The records
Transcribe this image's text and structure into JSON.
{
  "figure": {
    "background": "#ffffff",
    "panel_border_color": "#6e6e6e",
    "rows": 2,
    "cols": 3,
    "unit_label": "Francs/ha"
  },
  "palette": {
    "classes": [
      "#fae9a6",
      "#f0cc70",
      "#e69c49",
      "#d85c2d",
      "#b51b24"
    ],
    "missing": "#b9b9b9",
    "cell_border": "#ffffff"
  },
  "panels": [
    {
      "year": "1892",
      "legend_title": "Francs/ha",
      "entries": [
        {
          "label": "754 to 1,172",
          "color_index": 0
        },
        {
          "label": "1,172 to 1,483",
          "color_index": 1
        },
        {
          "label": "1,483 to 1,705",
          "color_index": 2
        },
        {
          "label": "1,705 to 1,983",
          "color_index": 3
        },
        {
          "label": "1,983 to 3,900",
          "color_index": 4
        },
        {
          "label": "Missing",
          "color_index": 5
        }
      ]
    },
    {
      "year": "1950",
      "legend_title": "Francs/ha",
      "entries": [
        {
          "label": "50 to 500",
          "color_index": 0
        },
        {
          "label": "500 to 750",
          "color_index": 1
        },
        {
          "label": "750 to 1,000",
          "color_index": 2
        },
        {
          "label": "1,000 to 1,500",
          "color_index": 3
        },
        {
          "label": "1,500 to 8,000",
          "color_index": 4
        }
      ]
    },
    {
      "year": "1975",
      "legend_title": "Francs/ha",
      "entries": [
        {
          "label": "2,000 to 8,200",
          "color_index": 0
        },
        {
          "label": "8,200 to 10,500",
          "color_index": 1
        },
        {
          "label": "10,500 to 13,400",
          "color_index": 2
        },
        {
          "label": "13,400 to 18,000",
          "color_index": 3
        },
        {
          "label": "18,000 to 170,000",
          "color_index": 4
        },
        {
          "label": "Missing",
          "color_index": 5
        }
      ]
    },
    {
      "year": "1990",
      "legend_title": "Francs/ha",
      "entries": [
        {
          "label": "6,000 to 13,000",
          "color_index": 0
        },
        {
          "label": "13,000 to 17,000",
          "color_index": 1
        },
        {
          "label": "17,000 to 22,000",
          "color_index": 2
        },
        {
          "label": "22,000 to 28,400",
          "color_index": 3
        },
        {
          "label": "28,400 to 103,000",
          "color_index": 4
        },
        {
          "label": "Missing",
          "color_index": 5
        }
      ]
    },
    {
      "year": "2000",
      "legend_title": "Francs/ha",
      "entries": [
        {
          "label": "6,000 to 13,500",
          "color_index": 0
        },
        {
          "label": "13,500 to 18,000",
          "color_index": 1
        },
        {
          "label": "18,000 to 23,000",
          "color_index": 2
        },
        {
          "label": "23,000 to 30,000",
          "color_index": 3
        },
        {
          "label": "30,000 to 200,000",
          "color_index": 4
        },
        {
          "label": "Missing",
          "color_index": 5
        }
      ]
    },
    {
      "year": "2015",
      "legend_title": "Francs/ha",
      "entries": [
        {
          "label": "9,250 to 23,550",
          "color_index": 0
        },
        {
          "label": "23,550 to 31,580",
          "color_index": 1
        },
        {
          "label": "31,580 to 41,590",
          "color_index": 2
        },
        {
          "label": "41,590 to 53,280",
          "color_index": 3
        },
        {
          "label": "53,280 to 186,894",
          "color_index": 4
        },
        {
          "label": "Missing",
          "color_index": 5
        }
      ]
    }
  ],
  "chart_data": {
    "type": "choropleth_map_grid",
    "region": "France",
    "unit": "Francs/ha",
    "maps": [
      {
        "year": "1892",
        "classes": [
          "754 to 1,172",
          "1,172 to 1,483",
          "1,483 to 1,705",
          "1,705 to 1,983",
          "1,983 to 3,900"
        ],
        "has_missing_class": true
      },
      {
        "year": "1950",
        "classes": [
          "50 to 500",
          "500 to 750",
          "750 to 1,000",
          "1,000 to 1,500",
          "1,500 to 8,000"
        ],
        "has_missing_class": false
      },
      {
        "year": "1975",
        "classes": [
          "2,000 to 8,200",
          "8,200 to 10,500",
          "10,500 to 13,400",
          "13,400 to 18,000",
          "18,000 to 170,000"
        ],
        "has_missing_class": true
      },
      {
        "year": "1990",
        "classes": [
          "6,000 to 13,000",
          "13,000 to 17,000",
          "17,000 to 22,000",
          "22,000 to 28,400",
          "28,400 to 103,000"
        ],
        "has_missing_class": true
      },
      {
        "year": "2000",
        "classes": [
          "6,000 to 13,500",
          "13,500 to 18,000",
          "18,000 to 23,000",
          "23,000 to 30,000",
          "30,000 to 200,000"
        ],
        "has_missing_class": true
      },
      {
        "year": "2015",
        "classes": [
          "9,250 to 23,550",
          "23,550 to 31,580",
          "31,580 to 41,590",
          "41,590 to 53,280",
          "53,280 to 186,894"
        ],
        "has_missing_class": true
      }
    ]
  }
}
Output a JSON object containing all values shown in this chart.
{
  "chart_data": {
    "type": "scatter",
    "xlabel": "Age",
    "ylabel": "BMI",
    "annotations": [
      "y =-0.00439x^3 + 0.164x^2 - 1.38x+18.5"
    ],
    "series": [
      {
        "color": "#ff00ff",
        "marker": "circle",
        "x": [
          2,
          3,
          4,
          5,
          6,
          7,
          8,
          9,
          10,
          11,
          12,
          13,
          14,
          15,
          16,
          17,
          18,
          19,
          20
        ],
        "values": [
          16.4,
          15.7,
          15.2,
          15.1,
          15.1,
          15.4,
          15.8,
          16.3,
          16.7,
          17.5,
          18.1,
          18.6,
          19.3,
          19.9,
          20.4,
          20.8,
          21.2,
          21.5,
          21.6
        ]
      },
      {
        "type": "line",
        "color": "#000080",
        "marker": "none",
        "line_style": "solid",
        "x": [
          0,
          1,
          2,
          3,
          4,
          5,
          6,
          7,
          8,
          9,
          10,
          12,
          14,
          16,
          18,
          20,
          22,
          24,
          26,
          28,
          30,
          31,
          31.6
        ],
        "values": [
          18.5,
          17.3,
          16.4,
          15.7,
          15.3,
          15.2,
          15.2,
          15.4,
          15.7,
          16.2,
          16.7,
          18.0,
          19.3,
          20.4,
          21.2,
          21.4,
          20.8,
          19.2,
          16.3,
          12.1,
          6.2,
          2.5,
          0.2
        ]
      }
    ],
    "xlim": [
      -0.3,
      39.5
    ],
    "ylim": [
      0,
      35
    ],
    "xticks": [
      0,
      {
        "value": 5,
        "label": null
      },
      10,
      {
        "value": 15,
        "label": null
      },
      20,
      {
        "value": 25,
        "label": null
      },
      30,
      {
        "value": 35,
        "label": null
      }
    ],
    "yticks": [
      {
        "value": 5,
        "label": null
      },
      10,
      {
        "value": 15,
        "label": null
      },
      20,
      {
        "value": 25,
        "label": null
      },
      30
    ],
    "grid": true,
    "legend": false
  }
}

Aim
Copy out all the entries shown above, character for character.

Result
Transcribe this image's text and structure into JSON.
{
  "figure": {
    "background": "#ffffff",
    "panel_border_color": "#6e6e6e",
    "rows": 2,
    "cols": 3,
    "unit_label": "Francs/ha"
  },
  "palette": {
    "classes": [
      "#fae9a6",
      "#f0cc70",
      "#e69c49",
      "#d85c2d",
      "#b51b24"
    ],
    "missing": "#b9b9b9",
    "cell_border": "#ffffff"
  },
  "panels": [
    {
      "year": "1892",
      "legend_title": "Francs/ha",
      "entries": [
        {
          "label": "754 to 1,172",
          "color_index": 0
        },
        {
          "label": "1,172 to 1,483",
          "color_index": 1
        },
        {
          "label": "1,483 to 1,705",
          "color_index": 2
        },
        {
          "label": "1,705 to 1,983",
          "color_index": 3
        },
        {
          "label": "1,983 to 3,900",
          "color_index": 4
        },
        {
          "label": "Missing",
          "color_index": 5
        }
      ]
    },
    {
      "year": "1950",
      "legend_title": "Francs/ha",
      "entries": [
        {
          "label": "50 to 500",
          "color_index": 0
        },
        {
          "label": "500 to 750",
          "color_index": 1
        },
        {
          "label": "750 to 1,000",
          "color_index": 2
        },
        {
          "label": "1,000 to 1,500",
          "color_index": 3
        },
        {
          "label": "1,500 to 8,000",
          "color_index": 4
        }
      ]
    },
    {
      "year": "1975",
      "legend_title": "Francs/ha",
      "entries": [
        {
          "label": "2,000 to 8,200",
          "color_index": 0
        },
        {
          "label": "8,200 to 10,500",
          "color_index": 1
        },
        {
          "label": "10,500 to 13,400",
          "color_index": 2
        },
        {
          "label": "13,400 to 18,000",
          "color_index": 3
        },
        {
          "label": "18,000 to 170,000",
          "color_index": 4
        },
        {
          "label": "Missing",
          "color_index": 5
        }
      ]
    },
    {
      "year": "1990",
      "legend_title": "Francs/ha",
      "entries": [
        {
          "label": "6,000 to 13,000",
          "color_index": 0
        },
        {
          "label": "13,000 to 17,000",
          "color_index": 1
        },
        {
          "label": "17,000 to 22,000",
          "color_index": 2
        },
        {
          "label": "22,000 to 28,400",
          "color_index": 3
        },
        {
          "label": "28,400 to 103,000",
          "color_index": 4
        },
        {
          "label": "Missing",
          "color_index": 5
        }
      ]
    },
    {
      "year": "2000",
      "legend_title": "Francs/ha",
      "entries": [
        {
          "label": "6,000 to 13,500",
          "color_index": 0
        },
        {
          "label": "13,500 to 18,000",
          "color_index": 1
        },
        {
          "label": "18,000 to 23,000",
          "color_index": 2
        },
        {
          "label": "23,000 to 30,000",
          "color_index": 3
        },
        {
          "label": "30,000 to 200,000",
          "color_index": 4
        },
        {
          "label": "Missing",
          "color_index": 5
        }
      ]
    },
    {
      "year": "2015",
      "legend_title": "Francs/ha",
      "entries": [
        {
          "label": "9,250 to 23,550",
          "color_index": 0
        },
        {
          "label": "23,550 to 31,580",
          "color_index": 1
        },
        {
          "label": "31,580 to 41,590",
          "color_index": 2
        },
        {
          "label": "41,590 to 53,280",
          "color_index": 3
        },
        {
          "label": "53,280 to 186,894",
          "color_index": 4
        },
        {
          "label": "Missing",
          "color_index": 5
        }
      ]
    }
  ],
  "chart_data": {
    "type": "choropleth_map_grid",
    "region": "France",
    "unit": "Francs/ha",
    "maps": [
      {
        "year": "1892",
        "classes": [
          "754 to 1,172",
          "1,172 to 1,483",
          "1,483 to 1,705",
          "1,705 to 1,983",
          "1,983 to 3,900"
        ],
        "has_missing_class": true
      },
      {
        "year": "1950",
        "classes": [
          "50 to 500",
          "500 to 750",
          "750 to 1,000",
          "1,000 to 1,500",
          "1,500 to 8,000"
        ],
        "has_missing_class": false
      },
      {
        "year": "1975",
        "classes": [
          "2,000 to 8,200",
          "8,200 to 10,500",
          "10,500 to 13,400",
          "13,400 to 18,000",
          "18,000 to 170,000"
        ],
        "has_missing_class": true
      },
      {
        "year": "1990",
        "classes": [
          "6,000 to 13,000",
          "13,000 to 17,000",
          "17,000 to 22,000",
          "22,000 to 28,400",
          "28,400 to 103,000"
        ],
        "has_missing_class": true
      },
      {
        "year": "2000",
        "classes": [
          "6,000 to 13,500",
          "13,500 to 18,000",
          "18,000 to 23,000",
          "23,000 to 30,000",
          "30,000 to 200,000"
        ],
        "has_missing_class": true
      },
      {
        "year": "2015",
        "classes": [
          "9,250 to 23,550",
          "23,550 to 31,580",
          "31,580 to 41,590",
          "41,590 to 53,280",
          "53,280 to 186,894"
        ],
        "has_missing_class": true
      }
    ]
  }
}
Output a JSON object containing all values shown in this chart.
{
  "chart_data": {
    "type": "scatter",
    "xlabel": "Age",
    "ylabel": "BMI",
    "annotations": [
      "y =-0.00439x^3 + 0.164x^2 - 1.38x+18.5"
    ],
    "series": [
      {
        "color": "#ff00ff",
        "marker": "circle",
        "x": [
          2,
          3,
          4,
          5,
          6,
          7,
          8,
          9,
          10,
          11,
          12,
          13,
          14,
          15,
          16,
          17,
          18,
          19,
          20
        ],
        "values": [
          16.4,
          15.7,
          15.2,
          15.1,
          15.1,
          15.4,
          15.8,
          16.3,
          16.7,
          17.5,
          18.1,
          18.6,
          19.3,
          19.9,
          20.4,
          20.8,
          21.2,
          21.5,
          21.6
        ]
      },
      {
        "type": "line",
        "color": "#000080",
        "marker": "none",
        "line_style": "solid",
        "x": [
          0,
          1,
          2,
          3,
          4,
          5,
          6,
          7,
          8,
          9,
          10,
          12,
          14,
          16,
          18,
          20,
          22,
          24,
          26,
          28,
          30,
          31,
          31.6
        ],
        "values": [
          18.5,
          17.3,
          16.4,
          15.7,
          15.3,
          15.2,
          15.2,
          15.4,
          15.7,
          16.2,
          16.7,
          18.0,
          19.3,
          20.4,
          21.2,
          21.4,
          20.8,
          19.2,
          16.3,
          12.1,
          6.2,
          2.5,
          0.2
        ]
      }
    ],
    "xlim": [
      -0.3,
      39.5
    ],
    "ylim": [
      0,
      35
    ],
    "xticks": [
      0,
      {
        "value": 5,
        "label": null
      },
      10,
      {
        "value": 15,
        "label": null
      },
      20,
      {
        "value": 25,
        "label": null
      },
      30,
      {
        "value": 35,
        "label": null
      }
    ],
    "yticks": [
      {
        "value": 5,
        "label": null
      },
      10,
      {
        "value": 15,
        "label": null
      },
      20,
      {
        "value": 25,
        "label": null
      },
      30
    ],
    "grid": true,
    "legend": false
  }
}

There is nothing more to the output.